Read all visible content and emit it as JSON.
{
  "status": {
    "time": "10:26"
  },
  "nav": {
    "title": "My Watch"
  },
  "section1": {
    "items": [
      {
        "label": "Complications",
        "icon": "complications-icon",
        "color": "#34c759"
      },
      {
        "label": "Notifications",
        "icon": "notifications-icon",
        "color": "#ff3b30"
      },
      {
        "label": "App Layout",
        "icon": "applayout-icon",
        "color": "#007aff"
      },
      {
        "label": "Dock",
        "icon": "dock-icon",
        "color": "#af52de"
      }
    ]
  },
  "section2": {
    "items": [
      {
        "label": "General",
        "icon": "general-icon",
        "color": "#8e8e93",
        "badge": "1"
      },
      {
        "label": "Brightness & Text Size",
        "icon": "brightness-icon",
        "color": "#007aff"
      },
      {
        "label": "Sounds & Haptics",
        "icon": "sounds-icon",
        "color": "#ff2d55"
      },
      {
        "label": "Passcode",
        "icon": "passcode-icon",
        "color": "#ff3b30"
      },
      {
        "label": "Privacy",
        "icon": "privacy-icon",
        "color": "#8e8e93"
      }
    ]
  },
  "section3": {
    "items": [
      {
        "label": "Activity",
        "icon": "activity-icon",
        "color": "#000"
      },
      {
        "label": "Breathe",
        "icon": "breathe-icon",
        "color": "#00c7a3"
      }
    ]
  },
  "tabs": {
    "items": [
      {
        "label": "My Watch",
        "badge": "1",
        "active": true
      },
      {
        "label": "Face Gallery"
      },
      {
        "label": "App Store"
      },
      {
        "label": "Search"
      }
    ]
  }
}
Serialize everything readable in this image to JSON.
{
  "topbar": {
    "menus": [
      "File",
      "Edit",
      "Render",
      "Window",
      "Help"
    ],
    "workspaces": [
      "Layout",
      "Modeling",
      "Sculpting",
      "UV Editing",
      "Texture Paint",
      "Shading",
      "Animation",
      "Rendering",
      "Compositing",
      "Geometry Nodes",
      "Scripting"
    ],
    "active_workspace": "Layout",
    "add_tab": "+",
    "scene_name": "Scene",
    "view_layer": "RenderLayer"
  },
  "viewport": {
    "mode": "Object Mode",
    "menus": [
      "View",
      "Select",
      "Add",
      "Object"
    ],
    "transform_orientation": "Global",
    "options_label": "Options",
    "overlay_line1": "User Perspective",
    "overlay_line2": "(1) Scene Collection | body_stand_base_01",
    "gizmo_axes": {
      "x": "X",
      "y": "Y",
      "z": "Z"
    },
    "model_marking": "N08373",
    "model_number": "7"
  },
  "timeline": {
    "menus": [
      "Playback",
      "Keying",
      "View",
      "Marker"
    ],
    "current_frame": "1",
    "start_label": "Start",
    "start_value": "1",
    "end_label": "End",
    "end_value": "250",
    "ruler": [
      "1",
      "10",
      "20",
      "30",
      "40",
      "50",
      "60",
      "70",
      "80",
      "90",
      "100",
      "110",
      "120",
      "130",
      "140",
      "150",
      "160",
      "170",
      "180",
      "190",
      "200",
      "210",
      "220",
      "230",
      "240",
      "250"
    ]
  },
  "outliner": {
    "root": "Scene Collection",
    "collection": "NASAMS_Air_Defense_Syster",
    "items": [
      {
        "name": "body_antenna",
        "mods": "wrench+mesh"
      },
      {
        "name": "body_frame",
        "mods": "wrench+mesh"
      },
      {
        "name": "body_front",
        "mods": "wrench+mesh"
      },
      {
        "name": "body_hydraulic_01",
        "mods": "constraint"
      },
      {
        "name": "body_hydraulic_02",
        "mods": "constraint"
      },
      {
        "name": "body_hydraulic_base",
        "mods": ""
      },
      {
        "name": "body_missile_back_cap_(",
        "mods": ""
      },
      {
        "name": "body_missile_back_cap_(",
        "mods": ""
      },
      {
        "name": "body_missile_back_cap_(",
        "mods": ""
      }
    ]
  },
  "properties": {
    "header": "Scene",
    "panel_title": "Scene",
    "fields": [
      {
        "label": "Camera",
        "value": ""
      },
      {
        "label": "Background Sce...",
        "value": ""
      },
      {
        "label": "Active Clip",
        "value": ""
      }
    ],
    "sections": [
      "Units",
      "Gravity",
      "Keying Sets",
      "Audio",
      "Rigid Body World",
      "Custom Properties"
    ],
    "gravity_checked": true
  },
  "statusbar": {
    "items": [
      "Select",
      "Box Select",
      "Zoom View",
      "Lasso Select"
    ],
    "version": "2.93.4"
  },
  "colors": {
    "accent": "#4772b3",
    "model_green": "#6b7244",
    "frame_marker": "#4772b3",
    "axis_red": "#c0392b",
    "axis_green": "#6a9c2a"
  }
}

-=-=-=-=-

### EXERCISE GOAL
Print the listing above in its entirety, with every line exact.

### OUTPUT OF THE TASK
Read all visible content and emit it as JSON.
{
  "status": {
    "time": "10:26"
  },
  "nav": {
    "title": "My Watch"
  },
  "section1": {
    "items": [
      {
        "label": "Complications",
        "icon": "complications-icon",
        "color": "#34c759"
      },
      {
        "label": "Notifications",
        "icon": "notifications-icon",
        "color": "#ff3b30"
      },
      {
        "label": "App Layout",
        "icon": "applayout-icon",
        "color": "#007aff"
      },
      {
        "label": "Dock",
        "icon": "dock-icon",
        "color": "#af52de"
      }
    ]
  },
  "section2": {
    "items": [
      {
        "label": "General",
        "icon": "general-icon",
        "color": "#8e8e93",
        "badge": "1"
      },
      {
        "label": "Brightness & Text Size",
        "icon": "brightness-icon",
        "color": "#007aff"
      },
      {
        "label": "Sounds & Haptics",
        "icon": "sounds-icon",
        "color": "#ff2d55"
      },
      {
        "label": "Passcode",
        "icon": "passcode-icon",
        "color": "#ff3b30"
      },
      {
        "label": "Privacy",
        "icon": "privacy-icon",
        "color": "#8e8e93"
      }
    ]
  },
  "section3": {
    "items": [
      {
        "label": "Activity",
        "icon": "activity-icon",
        "color": "#000"
      },
      {
        "label": "Breathe",
        "icon": "breathe-icon",
        "color": "#00c7a3"
      }
    ]
  },
  "tabs": {
    "items": [
      {
        "label": "My Watch",
        "badge": "1",
        "active": true
      },
      {
        "label": "Face Gallery"
      },
      {
        "label": "App Store"
      },
      {
        "label": "Search"
      }
    ]
  }
}
Serialize everything readable in this image to JSON.
{
  "topbar": {
    "menus": [
      "File",
      "Edit",
      "Render",
      "Window",
      "Help"
    ],
    "workspaces": [
      "Layout",
      "Modeling",
      "Sculpting",
      "UV Editing",
      "Texture Paint",
      "Shading",
      "Animation",
      "Rendering",
      "Compositing",
      "Geometry Nodes",
      "Scripting"
    ],
    "active_workspace": "Layout",
    "add_tab": "+",
    "scene_name": "Scene",
    "view_layer": "RenderLayer"
  },
  "viewport": {
    "mode": "Object Mode",
    "menus": [
      "View",
      "Select",
      "Add",
      "Object"
    ],
    "transform_orientation": "Global",
    "options_label": "Options",
    "overlay_line1": "User Perspective",
    "overlay_line2": "(1) Scene Collection | body_stand_base_01",
    "gizmo_axes": {
      "x": "X",
      "y": "Y",
      "z": "Z"
    },
    "model_marking": "N08373",
    "model_number": "7"
  },
  "timeline": {
    "menus": [
      "Playback",
      "Keying",
      "View",
      "Marker"
    ],
    "current_frame": "1",
    "start_label": "Start",
    "start_value": "1",
    "end_label": "End",
    "end_value": "250",
    "ruler": [
      "1",
      "10",
      "20",
      "30",
      "40",
      "50",
      "60",
      "70",
      "80",
      "90",
      "100",
      "110",
      "120",
      "130",
      "140",
      "150",
      "160",
      "170",
      "180",
      "190",
      "200",
      "210",
      "220",
      "230",
      "240",
      "250"
    ]
  },
  "outliner": {
    "root": "Scene Collection",
    "collection": "NASAMS_Air_Defense_Syster",
    "items": [
      {
        "name": "body_antenna",
        "mods": "wrench+mesh"
      },
      {
        "name": "body_frame",
        "mods": "wrench+mesh"
      },
      {
        "name": "body_front",
        "mods": "wrench+mesh"
      },
      {
        "name": "body_hydraulic_01",
        "mods": "constraint"
      },
      {
        "name": "body_hydraulic_02",
        "mods": "constraint"
      },
      {
        "name": "body_hydraulic_base",
        "mods": ""
      },
      {
        "name": "body_missile_back_cap_(",
        "mods": ""
      },
      {
        "name": "body_missile_back_cap_(",
        "mods": ""
      },
      {
        "name": "body_missile_back_cap_(",
        "mods": ""
      }
    ]
  },
  "properties": {
    "header": "Scene",
    "panel_title": "Scene",
    "fields": [
      {
        "label": "Camera",
        "value": ""
      },
      {
        "label": "Background Sce...",
        "value": ""
      },
      {
        "label": "Active Clip",
        "value": ""
      }
    ],
    "sections": [
      "Units",
      "Gravity",
      "Keying Sets",
      "Audio",
      "Rigid Body World",
      "Custom Properties"
    ],
    "gravity_checked": true
  },
  "statusbar": {
    "items": [
      "Select",
      "Box Select",
      "Zoom View",
      "Lasso Select"
    ],
    "version": "2.93.4"
  },
  "colors": {
    "accent": "#4772b3",
    "model_green": "#6b7244",
    "frame_marker": "#4772b3",
    "axis_red": "#c0392b",
    "axis_green": "#6a9c2a"
  }
}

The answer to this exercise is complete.